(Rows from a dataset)
==*==

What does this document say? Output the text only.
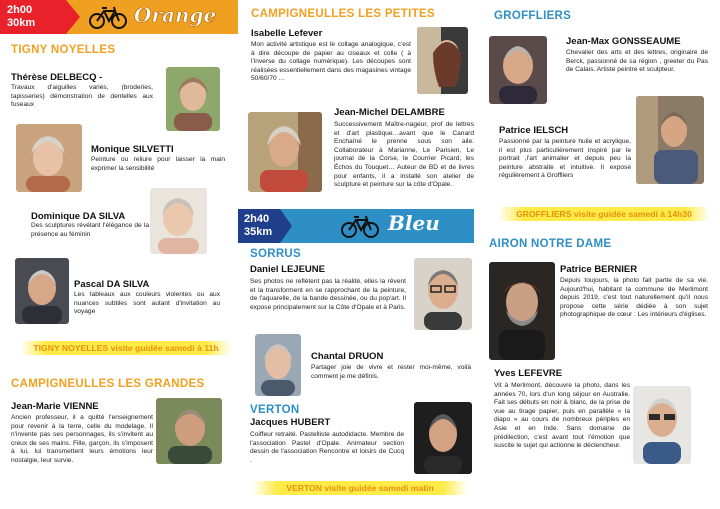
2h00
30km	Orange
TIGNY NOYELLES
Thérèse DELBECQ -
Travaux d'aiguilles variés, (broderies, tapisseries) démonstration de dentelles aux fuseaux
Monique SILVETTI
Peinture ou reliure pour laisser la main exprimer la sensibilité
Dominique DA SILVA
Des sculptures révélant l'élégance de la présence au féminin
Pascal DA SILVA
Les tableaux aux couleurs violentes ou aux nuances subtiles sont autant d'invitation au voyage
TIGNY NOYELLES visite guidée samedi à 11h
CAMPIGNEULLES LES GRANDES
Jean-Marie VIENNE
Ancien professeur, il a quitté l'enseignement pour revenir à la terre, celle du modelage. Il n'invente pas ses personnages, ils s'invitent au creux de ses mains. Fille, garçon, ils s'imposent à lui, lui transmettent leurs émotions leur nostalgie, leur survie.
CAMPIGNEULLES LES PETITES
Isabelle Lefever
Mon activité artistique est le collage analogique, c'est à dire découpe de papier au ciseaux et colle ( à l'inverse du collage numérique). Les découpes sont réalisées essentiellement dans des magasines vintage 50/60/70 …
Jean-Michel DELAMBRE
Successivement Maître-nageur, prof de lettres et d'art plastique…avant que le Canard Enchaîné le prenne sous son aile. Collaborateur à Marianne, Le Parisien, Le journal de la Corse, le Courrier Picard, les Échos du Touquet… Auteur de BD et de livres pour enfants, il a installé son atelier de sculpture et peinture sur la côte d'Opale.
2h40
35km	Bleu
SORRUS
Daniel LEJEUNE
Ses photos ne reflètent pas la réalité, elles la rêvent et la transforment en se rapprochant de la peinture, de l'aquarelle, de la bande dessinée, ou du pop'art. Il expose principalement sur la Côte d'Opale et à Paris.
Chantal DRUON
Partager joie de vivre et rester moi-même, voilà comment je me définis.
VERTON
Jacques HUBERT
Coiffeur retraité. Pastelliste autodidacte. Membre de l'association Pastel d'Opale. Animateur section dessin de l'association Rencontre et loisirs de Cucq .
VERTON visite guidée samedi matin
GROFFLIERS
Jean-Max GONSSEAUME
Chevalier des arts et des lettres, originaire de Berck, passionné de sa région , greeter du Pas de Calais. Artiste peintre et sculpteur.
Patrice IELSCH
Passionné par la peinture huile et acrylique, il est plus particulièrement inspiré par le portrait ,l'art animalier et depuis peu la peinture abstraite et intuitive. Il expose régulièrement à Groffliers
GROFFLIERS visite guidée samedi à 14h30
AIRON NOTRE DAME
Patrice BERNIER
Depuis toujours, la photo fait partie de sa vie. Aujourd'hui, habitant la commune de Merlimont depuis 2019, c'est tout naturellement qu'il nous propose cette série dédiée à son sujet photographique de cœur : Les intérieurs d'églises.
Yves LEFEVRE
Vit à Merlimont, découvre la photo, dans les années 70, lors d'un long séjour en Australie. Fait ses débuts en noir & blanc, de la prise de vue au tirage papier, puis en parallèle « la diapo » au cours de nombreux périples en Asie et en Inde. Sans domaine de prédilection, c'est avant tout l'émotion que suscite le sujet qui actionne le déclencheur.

==*==

Description of the task ->
Work out how many lines of the data above hold the word "TIGNY", and write only the count.

Answer in full ->
2